- _SET TASK_
Write out all of the lines below, exactly and completely.

- _ITEMS_

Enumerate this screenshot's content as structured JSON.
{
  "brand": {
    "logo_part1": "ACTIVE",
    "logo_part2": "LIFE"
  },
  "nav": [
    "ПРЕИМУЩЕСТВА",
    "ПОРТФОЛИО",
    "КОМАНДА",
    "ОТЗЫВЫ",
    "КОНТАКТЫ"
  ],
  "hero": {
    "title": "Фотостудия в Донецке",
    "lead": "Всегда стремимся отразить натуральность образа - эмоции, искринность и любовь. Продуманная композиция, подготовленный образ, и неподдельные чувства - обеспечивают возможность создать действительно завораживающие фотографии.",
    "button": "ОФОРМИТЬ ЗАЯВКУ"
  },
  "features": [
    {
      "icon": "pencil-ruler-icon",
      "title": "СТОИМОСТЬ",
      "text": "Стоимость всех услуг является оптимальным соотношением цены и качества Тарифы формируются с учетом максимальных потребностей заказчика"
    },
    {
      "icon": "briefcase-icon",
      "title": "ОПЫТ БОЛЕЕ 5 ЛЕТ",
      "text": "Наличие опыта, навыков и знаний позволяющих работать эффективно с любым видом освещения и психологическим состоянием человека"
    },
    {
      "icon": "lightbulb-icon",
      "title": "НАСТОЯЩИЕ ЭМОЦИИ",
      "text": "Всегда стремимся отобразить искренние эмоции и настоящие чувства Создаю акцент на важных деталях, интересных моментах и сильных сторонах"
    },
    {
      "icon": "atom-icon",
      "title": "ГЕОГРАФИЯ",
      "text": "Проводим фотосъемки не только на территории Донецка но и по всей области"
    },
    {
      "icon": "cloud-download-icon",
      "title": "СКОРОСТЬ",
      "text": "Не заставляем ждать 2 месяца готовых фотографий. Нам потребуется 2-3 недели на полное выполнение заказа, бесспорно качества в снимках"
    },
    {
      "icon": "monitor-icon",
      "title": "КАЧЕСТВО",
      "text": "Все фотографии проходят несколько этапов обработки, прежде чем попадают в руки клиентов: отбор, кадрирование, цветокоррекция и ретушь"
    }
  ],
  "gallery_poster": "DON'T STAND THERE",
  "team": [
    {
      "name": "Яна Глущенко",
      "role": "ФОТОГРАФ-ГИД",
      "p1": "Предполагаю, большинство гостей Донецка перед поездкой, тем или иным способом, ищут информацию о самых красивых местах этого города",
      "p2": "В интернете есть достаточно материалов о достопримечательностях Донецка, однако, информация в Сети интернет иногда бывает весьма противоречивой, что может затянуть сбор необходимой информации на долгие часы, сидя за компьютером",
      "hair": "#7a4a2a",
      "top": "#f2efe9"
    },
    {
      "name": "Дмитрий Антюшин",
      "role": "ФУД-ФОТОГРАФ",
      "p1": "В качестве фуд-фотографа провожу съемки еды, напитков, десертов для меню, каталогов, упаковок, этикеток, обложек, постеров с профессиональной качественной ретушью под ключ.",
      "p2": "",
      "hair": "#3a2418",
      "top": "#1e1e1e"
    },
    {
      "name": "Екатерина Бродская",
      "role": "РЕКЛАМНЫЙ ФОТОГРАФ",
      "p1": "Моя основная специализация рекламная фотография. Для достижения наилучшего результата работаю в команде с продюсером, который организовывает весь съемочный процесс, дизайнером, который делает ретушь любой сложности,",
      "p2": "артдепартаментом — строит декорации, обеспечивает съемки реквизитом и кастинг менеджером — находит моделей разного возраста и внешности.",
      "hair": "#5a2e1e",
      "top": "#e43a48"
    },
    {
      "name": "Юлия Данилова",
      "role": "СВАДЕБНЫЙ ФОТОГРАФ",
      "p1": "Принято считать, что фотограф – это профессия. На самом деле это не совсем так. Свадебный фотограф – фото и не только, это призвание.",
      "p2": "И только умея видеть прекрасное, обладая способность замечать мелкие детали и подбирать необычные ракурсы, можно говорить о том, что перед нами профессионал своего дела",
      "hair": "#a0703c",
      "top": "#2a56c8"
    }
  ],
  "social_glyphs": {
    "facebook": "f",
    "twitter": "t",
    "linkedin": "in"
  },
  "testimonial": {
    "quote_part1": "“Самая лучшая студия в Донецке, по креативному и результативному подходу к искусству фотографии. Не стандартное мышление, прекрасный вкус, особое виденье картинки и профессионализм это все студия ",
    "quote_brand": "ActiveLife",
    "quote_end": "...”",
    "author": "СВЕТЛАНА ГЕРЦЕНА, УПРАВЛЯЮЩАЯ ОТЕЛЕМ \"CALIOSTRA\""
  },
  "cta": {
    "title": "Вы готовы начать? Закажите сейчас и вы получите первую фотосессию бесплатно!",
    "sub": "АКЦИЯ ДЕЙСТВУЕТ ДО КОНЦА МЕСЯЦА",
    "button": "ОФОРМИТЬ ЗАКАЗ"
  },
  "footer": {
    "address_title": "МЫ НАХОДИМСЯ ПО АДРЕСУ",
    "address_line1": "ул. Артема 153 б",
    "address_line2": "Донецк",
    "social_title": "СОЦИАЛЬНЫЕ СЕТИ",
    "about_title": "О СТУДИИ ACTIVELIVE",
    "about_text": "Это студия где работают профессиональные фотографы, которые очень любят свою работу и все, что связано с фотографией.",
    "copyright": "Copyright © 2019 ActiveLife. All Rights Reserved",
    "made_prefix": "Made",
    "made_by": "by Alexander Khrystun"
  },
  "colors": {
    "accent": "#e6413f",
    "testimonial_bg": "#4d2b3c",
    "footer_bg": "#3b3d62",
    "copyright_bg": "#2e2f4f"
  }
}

- _EXERCISE RESULT_
Enumerate this screenshot's content as structured JSON.
{
  "brand": {
    "logo_part1": "ACTIVE",
    "logo_part2": "LIFE"
  },
  "nav": [
    "ПРЕИМУЩЕСТВА",
    "ПОРТФОЛИО",
    "КОМАНДА",
    "ОТЗЫВЫ",
    "КОНТАКТЫ"
  ],
  "hero": {
    "title": "Фотостудия в Донецке",
    "lead": "Всегда стремимся отразить натуральность образа - эмоции, искринность и любовь. Продуманная композиция, подготовленный образ, и неподдельные чувства - обеспечивают возможность создать действительно завораживающие фотографии.",
    "button": "ОФОРМИТЬ ЗАЯВКУ"
  },
  "features": [
    {
      "icon": "pencil-ruler-icon",
      "title": "СТОИМОСТЬ",
      "text": "Стоимость всех услуг является оптимальным соотношением цены и качества Тарифы формируются с учетом максимальных потребностей заказчика"
    },
    {
      "icon": "briefcase-icon",
      "title": "ОПЫТ БОЛЕЕ 5 ЛЕТ",
      "text": "Наличие опыта, навыков и знаний позволяющих работать эффективно с любым видом освещения и психологическим состоянием человека"
    },
    {
      "icon": "lightbulb-icon",
      "title": "НАСТОЯЩИЕ ЭМОЦИИ",
      "text": "Всегда стремимся отобразить искренние эмоции и настоящие чувства Создаю акцент на важных деталях, интересных моментах и сильных сторонах"
    },
    {
      "icon": "atom-icon",
      "title": "ГЕОГРАФИЯ",
      "text": "Проводим фотосъемки не только на территории Донецка но и по всей области"
    },
    {
      "icon": "cloud-download-icon",
      "title": "СКОРОСТЬ",
      "text": "Не заставляем ждать 2 месяца готовых фотографий. Нам потребуется 2-3 недели на полное выполнение заказа, бесспорно качества в снимках"
    },
    {
      "icon": "monitor-icon",
      "title": "КАЧЕСТВО",
      "text": "Все фотографии проходят несколько этапов обработки, прежде чем попадают в руки клиентов: отбор, кадрирование, цветокоррекция и ретушь"
    }
  ],
  "gallery_poster": "DON'T STAND THERE",
  "team": [
    {
      "name": "Яна Глущенко",
      "role": "ФОТОГРАФ-ГИД",
      "p1": "Предполагаю, большинство гостей Донецка перед поездкой, тем или иным способом, ищут информацию о самых красивых местах этого города",
      "p2": "В интернете есть достаточно материалов о достопримечательностях Донецка, однако, информация в Сети интернет иногда бывает весьма противоречивой, что может затянуть сбор необходимой информации на долгие часы, сидя за компьютером",
      "hair": "#7a4a2a",
      "top": "#f2efe9"
    },
    {
      "name": "Дмитрий Антюшин",
      "role": "ФУД-ФОТОГРАФ",
      "p1": "В качестве фуд-фотографа провожу съемки еды, напитков, десертов для меню, каталогов, упаковок, этикеток, обложек, постеров с профессиональной качественной ретушью под ключ.",
      "p2": "",
      "hair": "#3a2418",
      "top": "#1e1e1e"
    },
    {
      "name": "Екатерина Бродская",
      "role": "РЕКЛАМНЫЙ ФОТОГРАФ",
      "p1": "Моя основная специализация рекламная фотография. Для достижения наилучшего результата работаю в команде с продюсером, который организовывает весь съемочный процесс, дизайнером, который делает ретушь любой сложности,",
      "p2": "артдепартаментом — строит декорации, обеспечивает съемки реквизитом и кастинг менеджером — находит моделей разного возраста и внешности.",
      "hair": "#5a2e1e",
      "top": "#e43a48"
    },
    {
      "name": "Юлия Данилова",
      "role": "СВАДЕБНЫЙ ФОТОГРАФ",
      "p1": "Принято считать, что фотограф – это профессия. На самом деле это не совсем так. Свадебный фотограф – фото и не только, это призвание.",
      "p2": "И только умея видеть прекрасное, обладая способность замечать мелкие детали и подбирать необычные ракурсы, можно говорить о том, что перед нами профессионал своего дела",
      "hair": "#a0703c",
      "top": "#2a56c8"
    }
  ],
  "social_glyphs": {
    "facebook": "f",
    "twitter": "t",
    "linkedin": "in"
  },
  "testimonial": {
    "quote_part1": "“Самая лучшая студия в Донецке, по креативному и результативному подходу к искусству фотографии. Не стандартное мышление, прекрасный вкус, особое виденье картинки и профессионализм это все студия ",
    "quote_brand": "ActiveLife",
    "quote_end": "...”",
    "author": "СВЕТЛАНА ГЕРЦЕНА, УПРАВЛЯЮЩАЯ ОТЕЛЕМ \"CALIOSTRA\""
  },
  "cta": {
    "title": "Вы готовы начать? Закажите сейчас и вы получите первую фотосессию бесплатно!",
    "sub": "АКЦИЯ ДЕЙСТВУЕТ ДО КОНЦА МЕСЯЦА",
    "button": "ОФОРМИТЬ ЗАКАЗ"
  },
  "footer": {
    "address_title": "МЫ НАХОДИМСЯ ПО АДРЕСУ",
    "address_line1": "ул. Артема 153 б",
    "address_line2": "Донецк",
    "social_title": "СОЦИАЛЬНЫЕ СЕТИ",
    "about_title": "О СТУДИИ ACTIVELIVE",
    "about_text": "Это студия где работают профессиональные фотографы, которые очень любят свою работу и все, что связано с фотографией.",
    "copyright": "Copyright © 2019 ActiveLife. All Rights Reserved",
    "made_prefix": "Made",
    "made_by": "by Alexander Khrystun"
  },
  "colors": {
    "accent": "#e6413f",
    "testimonial_bg": "#4d2b3c",
    "footer_bg": "#3b3d62",
    "copyright_bg": "#2e2f4f"
  }
}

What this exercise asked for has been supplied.